Answer the following questions from the passage below on vendored dependencies, giving each answer with its matching number.
1. Which two languages does the passage name as making heavy use of vendoring?
2. Where could the proposed base-sets be uploaded or implemented?
3. According to the list, what does the curl crate provide?
** START Given passage **
Modern languages like Rust or Golang make heavy use of vendoring for their dependencies, therefore we cannot easily link applications against libraries from the Ubuntu archive, which are supported and covered by the security team. (cpaelzer#3)

Different applications might pull in different versions of the same vendored dependency, which need to be tracked and updated individually (https://wiki.ubuntu.com/RustCodeInMain).

I wonder if we could define some kind of base-sets ("base-crates"/"base-packages") similar to the nature of "base-snaps". Those would describe a bundle of specific crates/packages/dependencies using specific versions and might be uploaded to crates.io / pkg.go.dev or implemented as a .deb package in the Ubuntu archive and maintained & supported by the corresponding toolchain team / security team.

For Rust one "base-set"/"base-crate" might for example contain dependencies to specific versions of very common crates, such as:

  • clap
    A simple to use, efficient, and full-featured Command Line Argument Parser
  • curl
    Rust bindings to libcurl for making HTTP requests
  • libc
    Raw FFI bindings to platform libraries like libc.
** END Given passage **
** START Raw data **
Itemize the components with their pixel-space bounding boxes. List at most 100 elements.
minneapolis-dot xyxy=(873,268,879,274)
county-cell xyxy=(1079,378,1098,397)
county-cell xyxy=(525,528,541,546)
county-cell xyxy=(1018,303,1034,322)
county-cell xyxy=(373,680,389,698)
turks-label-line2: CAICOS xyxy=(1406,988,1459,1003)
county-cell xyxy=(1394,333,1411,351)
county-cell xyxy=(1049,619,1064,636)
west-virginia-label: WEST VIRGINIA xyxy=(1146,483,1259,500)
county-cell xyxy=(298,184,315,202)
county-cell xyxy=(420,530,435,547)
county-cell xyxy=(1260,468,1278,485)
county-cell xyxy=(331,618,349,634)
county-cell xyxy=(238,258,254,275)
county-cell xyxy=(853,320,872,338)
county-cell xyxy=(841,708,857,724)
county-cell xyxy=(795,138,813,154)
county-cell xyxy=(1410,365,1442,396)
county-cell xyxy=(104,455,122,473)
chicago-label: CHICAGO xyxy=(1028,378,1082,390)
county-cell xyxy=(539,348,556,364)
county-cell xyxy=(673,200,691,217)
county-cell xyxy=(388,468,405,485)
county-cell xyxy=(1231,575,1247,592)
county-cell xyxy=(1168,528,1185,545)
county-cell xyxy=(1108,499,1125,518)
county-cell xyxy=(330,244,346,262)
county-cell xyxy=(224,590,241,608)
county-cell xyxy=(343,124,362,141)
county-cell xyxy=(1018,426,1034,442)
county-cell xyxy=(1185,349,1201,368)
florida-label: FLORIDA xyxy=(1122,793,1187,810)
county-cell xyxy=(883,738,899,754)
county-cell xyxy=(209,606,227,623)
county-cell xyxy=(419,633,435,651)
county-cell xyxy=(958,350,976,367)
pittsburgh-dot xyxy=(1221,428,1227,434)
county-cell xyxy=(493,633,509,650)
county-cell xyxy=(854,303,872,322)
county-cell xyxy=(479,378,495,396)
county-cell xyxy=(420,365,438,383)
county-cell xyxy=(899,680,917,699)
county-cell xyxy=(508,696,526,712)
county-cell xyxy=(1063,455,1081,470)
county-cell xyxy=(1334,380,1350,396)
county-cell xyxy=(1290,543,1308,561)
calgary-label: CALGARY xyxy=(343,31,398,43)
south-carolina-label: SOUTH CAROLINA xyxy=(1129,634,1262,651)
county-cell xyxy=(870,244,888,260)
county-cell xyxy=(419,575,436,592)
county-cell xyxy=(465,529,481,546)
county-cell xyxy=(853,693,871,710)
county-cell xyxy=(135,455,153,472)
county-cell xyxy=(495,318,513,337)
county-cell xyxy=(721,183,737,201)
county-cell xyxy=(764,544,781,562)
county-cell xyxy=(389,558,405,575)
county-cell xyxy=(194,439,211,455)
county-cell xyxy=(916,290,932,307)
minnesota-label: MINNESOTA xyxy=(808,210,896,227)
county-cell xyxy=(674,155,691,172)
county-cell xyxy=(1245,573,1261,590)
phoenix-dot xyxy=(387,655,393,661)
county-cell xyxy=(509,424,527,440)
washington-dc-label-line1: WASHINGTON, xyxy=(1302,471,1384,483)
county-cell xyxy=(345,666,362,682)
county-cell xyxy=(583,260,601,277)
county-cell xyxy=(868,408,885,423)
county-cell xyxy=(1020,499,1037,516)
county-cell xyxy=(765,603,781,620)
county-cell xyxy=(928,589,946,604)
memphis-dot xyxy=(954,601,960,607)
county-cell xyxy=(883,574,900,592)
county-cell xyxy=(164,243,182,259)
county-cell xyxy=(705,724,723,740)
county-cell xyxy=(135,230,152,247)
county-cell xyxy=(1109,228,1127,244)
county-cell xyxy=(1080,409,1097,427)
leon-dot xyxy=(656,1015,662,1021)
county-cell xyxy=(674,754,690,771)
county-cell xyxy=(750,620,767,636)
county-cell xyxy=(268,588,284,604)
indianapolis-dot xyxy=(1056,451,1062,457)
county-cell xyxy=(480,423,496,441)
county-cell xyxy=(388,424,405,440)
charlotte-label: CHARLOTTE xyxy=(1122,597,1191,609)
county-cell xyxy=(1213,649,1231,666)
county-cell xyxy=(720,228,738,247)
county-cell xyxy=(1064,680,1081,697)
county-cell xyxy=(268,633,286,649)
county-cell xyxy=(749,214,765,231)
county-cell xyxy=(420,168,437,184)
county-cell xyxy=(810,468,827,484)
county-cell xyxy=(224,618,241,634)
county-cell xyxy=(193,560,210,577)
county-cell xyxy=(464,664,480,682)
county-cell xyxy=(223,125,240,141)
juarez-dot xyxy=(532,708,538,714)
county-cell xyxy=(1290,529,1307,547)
** END Raw data **
Final result:
1. Rust and Golang.
2. They could be uploaded to crates.io or pkg.go.dev, or implemented as a .deb package in the Ubuntu archive.
3. Rust bindings to libcurl for making HTTP requests.